= WRITTEN PROBLEM =
Copy every record exactly, and keep the pictures out.

= SUPPLIED ENTRIES =
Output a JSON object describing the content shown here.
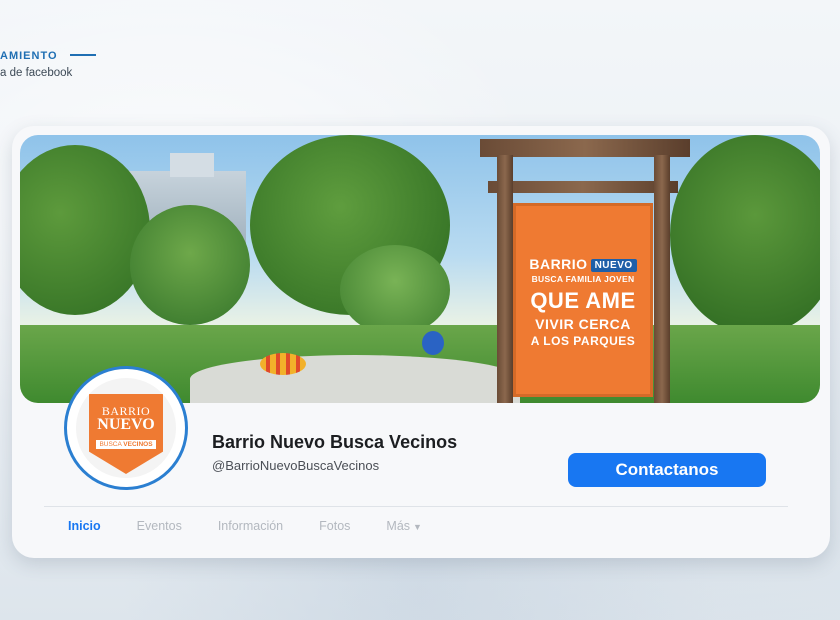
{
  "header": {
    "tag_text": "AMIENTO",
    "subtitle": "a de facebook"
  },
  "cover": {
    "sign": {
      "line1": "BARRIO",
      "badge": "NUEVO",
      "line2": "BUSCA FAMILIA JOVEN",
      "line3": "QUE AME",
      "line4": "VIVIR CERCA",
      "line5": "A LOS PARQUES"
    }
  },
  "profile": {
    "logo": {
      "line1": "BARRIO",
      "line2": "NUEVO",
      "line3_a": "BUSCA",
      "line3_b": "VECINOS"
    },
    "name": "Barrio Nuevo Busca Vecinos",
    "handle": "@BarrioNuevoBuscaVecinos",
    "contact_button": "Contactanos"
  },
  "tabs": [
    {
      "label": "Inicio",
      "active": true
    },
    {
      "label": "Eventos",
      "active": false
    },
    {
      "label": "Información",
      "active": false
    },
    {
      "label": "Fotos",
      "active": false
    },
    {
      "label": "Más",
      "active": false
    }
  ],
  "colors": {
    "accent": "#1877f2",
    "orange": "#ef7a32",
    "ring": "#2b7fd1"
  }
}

= OUTPUT FOR THIS TASK =
Output a JSON object describing the content shown here.
{
  "header": {
    "tag_text": "AMIENTO",
    "subtitle": "a de facebook"
  },
  "cover": {
    "sign": {
      "line1": "BARRIO",
      "badge": "NUEVO",
      "line2": "BUSCA FAMILIA JOVEN",
      "line3": "QUE AME",
      "line4": "VIVIR CERCA",
      "line5": "A LOS PARQUES"
    }
  },
  "profile": {
    "logo": {
      "line1": "BARRIO",
      "line2": "NUEVO",
      "line3_a": "BUSCA",
      "line3_b": "VECINOS"
    },
    "name": "Barrio Nuevo Busca Vecinos",
    "handle": "@BarrioNuevoBuscaVecinos",
    "contact_button": "Contactanos"
  },
  "tabs": [
    {
      "label": "Inicio",
      "active": true
    },
    {
      "label": "Eventos",
      "active": false
    },
    {
      "label": "Información",
      "active": false
    },
    {
      "label": "Fotos",
      "active": false
    },
    {
      "label": "Más",
      "active": false
    }
  ],
  "colors": {
    "accent": "#1877f2",
    "orange": "#ef7a32",
    "ring": "#2b7fd1"
  }
}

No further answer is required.